:: Exercise ::
Every entry below must be repeated exactly; skip the pictures.

(Dataset entries)
▼

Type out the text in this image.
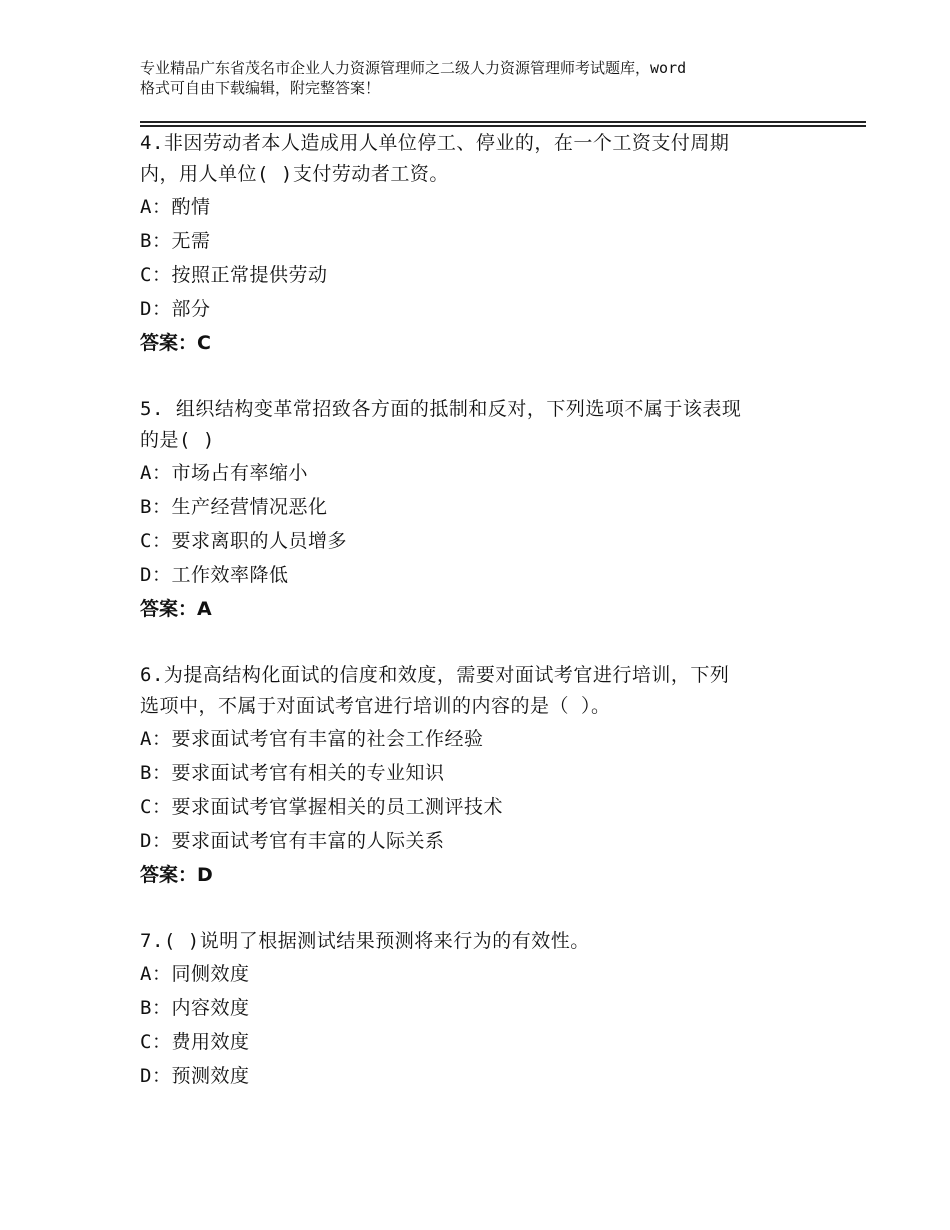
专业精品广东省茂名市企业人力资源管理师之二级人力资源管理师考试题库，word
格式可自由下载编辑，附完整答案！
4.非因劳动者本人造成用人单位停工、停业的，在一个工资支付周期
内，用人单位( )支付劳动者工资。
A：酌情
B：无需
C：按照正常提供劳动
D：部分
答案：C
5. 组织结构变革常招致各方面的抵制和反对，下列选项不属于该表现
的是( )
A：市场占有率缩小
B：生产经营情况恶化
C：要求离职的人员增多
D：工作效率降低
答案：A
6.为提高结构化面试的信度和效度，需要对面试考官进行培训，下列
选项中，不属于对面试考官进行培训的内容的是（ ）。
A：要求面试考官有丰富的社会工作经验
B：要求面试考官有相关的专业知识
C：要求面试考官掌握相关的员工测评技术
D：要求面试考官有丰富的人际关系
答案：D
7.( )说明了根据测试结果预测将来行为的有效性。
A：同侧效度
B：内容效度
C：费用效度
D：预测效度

▲

:: Result of the task ::
Type out the text in this image.
专业精品广东省茂名市企业人力资源管理师之二级人力资源管理师考试题库，word
格式可自由下载编辑，附完整答案！
4.非因劳动者本人造成用人单位停工、停业的，在一个工资支付周期
内，用人单位( )支付劳动者工资。
A：酌情
B：无需
C：按照正常提供劳动
D：部分
答案：C
5. 组织结构变革常招致各方面的抵制和反对，下列选项不属于该表现
的是( )
A：市场占有率缩小
B：生产经营情况恶化
C：要求离职的人员增多
D：工作效率降低
答案：A
6.为提高结构化面试的信度和效度，需要对面试考官进行培训，下列
选项中，不属于对面试考官进行培训的内容的是（ ）。
A：要求面试考官有丰富的社会工作经验
B：要求面试考官有相关的专业知识
C：要求面试考官掌握相关的员工测评技术
D：要求面试考官有丰富的人际关系
答案：D
7.( )说明了根据测试结果预测将来行为的有效性。
A：同侧效度
B：内容效度
C：费用效度
D：预测效度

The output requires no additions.